Work to be completed: Your answer must consist of the records exactly as given, with no pictures included.

- - - - - - -

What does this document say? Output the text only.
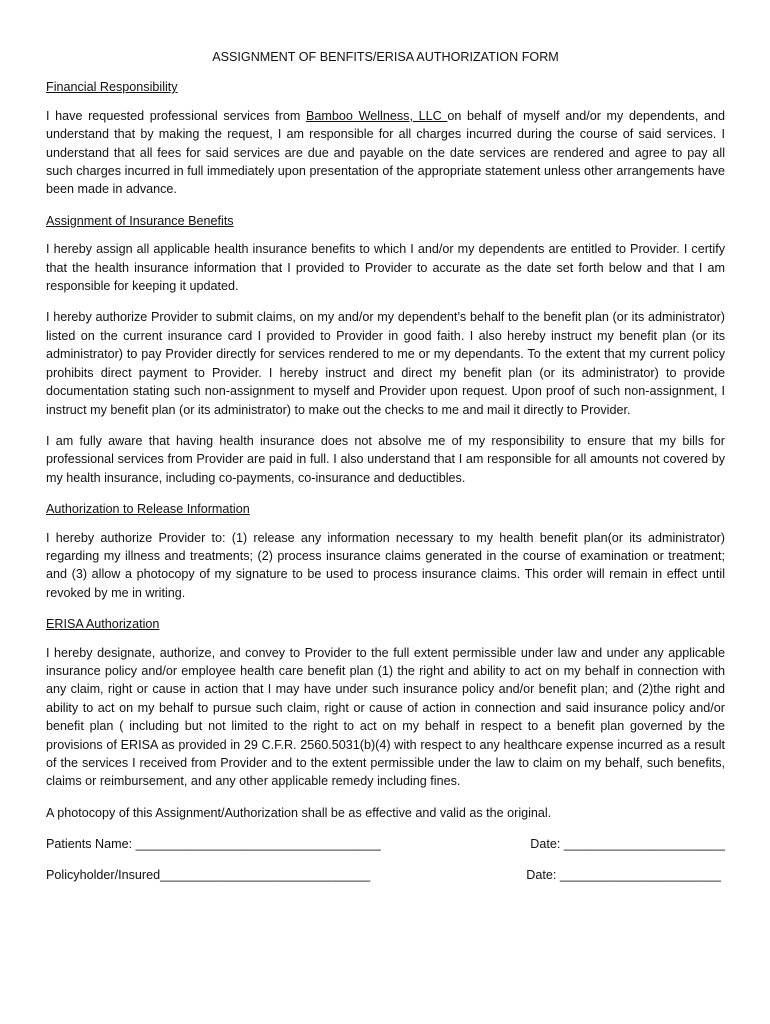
ASSIGNMENT OF BENFITS/ERISA AUTHORIZATION FORM
Financial Responsibility
I have requested professional services from Bamboo Wellness, LLC on behalf of myself and/or my dependents, and understand that by making the request, I am responsible for all charges incurred during the course of said services. I understand that all fees for said services are due and payable on the date services are rendered and agree to pay all such charges incurred in full immediately upon presentation of the appropriate statement unless other arrangements have been made in advance.
Assignment of Insurance Benefits
I hereby assign all applicable health insurance benefits to which I and/or my dependents are entitled to Provider. I certify that the health insurance information that I provided to Provider to accurate as the date set forth below and that I am responsible for keeping it updated.
I hereby authorize Provider to submit claims, on my and/or my dependent’s behalf to the benefit plan (or its administrator) listed on the current insurance card I provided to Provider in good faith. I also hereby instruct my benefit plan (or its administrator) to pay Provider directly for services rendered to me or my dependants. To the extent that my current policy prohibits direct payment to Provider. I hereby instruct and direct my benefit plan (or its administrator) to provide documentation stating such non-assignment to myself and Provider upon request. Upon proof of such non-assignment, I instruct my benefit plan (or its administrator) to make out the checks to me and mail it directly to Provider.
I am fully aware that having health insurance does not absolve me of my responsibility to ensure that my bills for professional services from Provider are paid in full. I also understand that I am responsible for all amounts not covered by my health insurance, including co-payments, co-insurance and deductibles.
Authorization to Release Information
I hereby authorize Provider to: (1) release any information necessary to my health benefit plan(or its administrator) regarding my illness and treatments; (2) process insurance claims generated in the course of examination or treatment; and (3) allow a photocopy of my signature to be used to process insurance claims. This order will remain in effect until revoked by me in writing.
ERISA Authorization
I hereby designate, authorize, and convey to Provider to the full extent permissible under law and under any applicable insurance policy and/or employee health care benefit plan (1) the right and ability to act on my behalf in connection with any claim, right or cause in action that I may have under such insurance policy and/or benefit plan; and (2)the right and ability to act on my behalf to pursue such claim, right or cause of action in connection and said insurance policy and/or benefit plan ( including but not limited to the right to act on my behalf in respect to a benefit plan governed by the provisions of ERISA as provided in 29 C.F.R. 2560.5031(b)(4) with respect to any healthcare expense incurred as a result of the services I received from Provider and to the extent permissible under the law to claim on my behalf, such benefits, claims or reimbursement, and any other applicable remedy including fines.
A photocopy of this Assignment/Authorization shall be as effective and valid as the original.
Patients Name: ___________________________________	Date: _______________________
Policyholder/Insured______________________________	Date: _______________________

- - - - - - -

Expected answer:
What does this document say? Output the text only.
ASSIGNMENT OF BENFITS/ERISA AUTHORIZATION FORM
Financial Responsibility
I have requested professional services from Bamboo Wellness, LLC on behalf of myself and/or my dependents, and understand that by making the request, I am responsible for all charges incurred during the course of said services. I understand that all fees for said services are due and payable on the date services are rendered and agree to pay all such charges incurred in full immediately upon presentation of the appropriate statement unless other arrangements have been made in advance.
Assignment of Insurance Benefits
I hereby assign all applicable health insurance benefits to which I and/or my dependents are entitled to Provider. I certify that the health insurance information that I provided to Provider to accurate as the date set forth below and that I am responsible for keeping it updated.
I hereby authorize Provider to submit claims, on my and/or my dependent’s behalf to the benefit plan (or its administrator) listed on the current insurance card I provided to Provider in good faith. I also hereby instruct my benefit plan (or its administrator) to pay Provider directly for services rendered to me or my dependants. To the extent that my current policy prohibits direct payment to Provider. I hereby instruct and direct my benefit plan (or its administrator) to provide documentation stating such non-assignment to myself and Provider upon request. Upon proof of such non-assignment, I instruct my benefit plan (or its administrator) to make out the checks to me and mail it directly to Provider.
I am fully aware that having health insurance does not absolve me of my responsibility to ensure that my bills for professional services from Provider are paid in full. I also understand that I am responsible for all amounts not covered by my health insurance, including co-payments, co-insurance and deductibles.
Authorization to Release Information
I hereby authorize Provider to: (1) release any information necessary to my health benefit plan(or its administrator) regarding my illness and treatments; (2) process insurance claims generated in the course of examination or treatment; and (3) allow a photocopy of my signature to be used to process insurance claims. This order will remain in effect until revoked by me in writing.
ERISA Authorization
I hereby designate, authorize, and convey to Provider to the full extent permissible under law and under any applicable insurance policy and/or employee health care benefit plan (1) the right and ability to act on my behalf in connection with any claim, right or cause in action that I may have under such insurance policy and/or benefit plan; and (2)the right and ability to act on my behalf to pursue such claim, right or cause of action in connection and said insurance policy and/or benefit plan ( including but not limited to the right to act on my behalf in respect to a benefit plan governed by the provisions of ERISA as provided in 29 C.F.R. 2560.5031(b)(4) with respect to any healthcare expense incurred as a result of the services I received from Provider and to the extent permissible under the law to claim on my behalf, such benefits, claims or reimbursement, and any other applicable remedy including fines.
A photocopy of this Assignment/Authorization shall be as effective and valid as the original.
Patients Name: ___________________________________	Date: _______________________
Policyholder/Insured______________________________	Date: _______________________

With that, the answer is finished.